*Challenge:*
Output all lines exactly.

# Listed entries start

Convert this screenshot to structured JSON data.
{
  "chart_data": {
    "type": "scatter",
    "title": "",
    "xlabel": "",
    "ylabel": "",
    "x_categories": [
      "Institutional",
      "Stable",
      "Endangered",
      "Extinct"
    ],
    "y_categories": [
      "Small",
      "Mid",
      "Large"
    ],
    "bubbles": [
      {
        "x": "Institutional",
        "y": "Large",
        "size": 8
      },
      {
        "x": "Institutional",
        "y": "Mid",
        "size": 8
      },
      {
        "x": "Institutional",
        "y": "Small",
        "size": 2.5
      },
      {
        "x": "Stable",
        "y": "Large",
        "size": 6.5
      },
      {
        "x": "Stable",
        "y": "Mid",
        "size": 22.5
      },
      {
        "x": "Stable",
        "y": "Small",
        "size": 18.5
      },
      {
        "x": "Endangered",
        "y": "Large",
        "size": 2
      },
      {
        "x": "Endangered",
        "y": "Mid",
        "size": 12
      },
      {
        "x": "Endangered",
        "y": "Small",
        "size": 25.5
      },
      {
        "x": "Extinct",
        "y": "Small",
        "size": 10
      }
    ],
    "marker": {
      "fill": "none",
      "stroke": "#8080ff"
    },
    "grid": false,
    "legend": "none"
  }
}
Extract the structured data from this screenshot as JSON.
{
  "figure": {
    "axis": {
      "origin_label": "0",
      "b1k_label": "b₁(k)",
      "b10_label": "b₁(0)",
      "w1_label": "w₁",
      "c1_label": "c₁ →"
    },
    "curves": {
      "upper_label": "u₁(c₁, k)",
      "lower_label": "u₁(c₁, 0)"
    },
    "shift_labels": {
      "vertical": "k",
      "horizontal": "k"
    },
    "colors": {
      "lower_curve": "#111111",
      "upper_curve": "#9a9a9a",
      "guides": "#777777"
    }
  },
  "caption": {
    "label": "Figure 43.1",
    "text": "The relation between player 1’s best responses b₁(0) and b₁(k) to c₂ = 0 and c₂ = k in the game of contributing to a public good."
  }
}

# Listed entries end

*Answer to this task:*
Convert this screenshot to structured JSON data.
{
  "chart_data": {
    "type": "scatter",
    "title": "",
    "xlabel": "",
    "ylabel": "",
    "x_categories": [
      "Institutional",
      "Stable",
      "Endangered",
      "Extinct"
    ],
    "y_categories": [
      "Small",
      "Mid",
      "Large"
    ],
    "bubbles": [
      {
        "x": "Institutional",
        "y": "Large",
        "size": 8
      },
      {
        "x": "Institutional",
        "y": "Mid",
        "size": 8
      },
      {
        "x": "Institutional",
        "y": "Small",
        "size": 2.5
      },
      {
        "x": "Stable",
        "y": "Large",
        "size": 6.5
      },
      {
        "x": "Stable",
        "y": "Mid",
        "size": 22.5
      },
      {
        "x": "Stable",
        "y": "Small",
        "size": 18.5
      },
      {
        "x": "Endangered",
        "y": "Large",
        "size": 2
      },
      {
        "x": "Endangered",
        "y": "Mid",
        "size": 12
      },
      {
        "x": "Endangered",
        "y": "Small",
        "size": 25.5
      },
      {
        "x": "Extinct",
        "y": "Small",
        "size": 10
      }
    ],
    "marker": {
      "fill": "none",
      "stroke": "#8080ff"
    },
    "grid": false,
    "legend": "none"
  }
}
Extract the structured data from this screenshot as JSON.
{
  "figure": {
    "axis": {
      "origin_label": "0",
      "b1k_label": "b₁(k)",
      "b10_label": "b₁(0)",
      "w1_label": "w₁",
      "c1_label": "c₁ →"
    },
    "curves": {
      "upper_label": "u₁(c₁, k)",
      "lower_label": "u₁(c₁, 0)"
    },
    "shift_labels": {
      "vertical": "k",
      "horizontal": "k"
    },
    "colors": {
      "lower_curve": "#111111",
      "upper_curve": "#9a9a9a",
      "guides": "#777777"
    }
  },
  "caption": {
    "label": "Figure 43.1",
    "text": "The relation between player 1’s best responses b₁(0) and b₁(k) to c₂ = 0 and c₂ = k in the game of contributing to a public good."
  }
}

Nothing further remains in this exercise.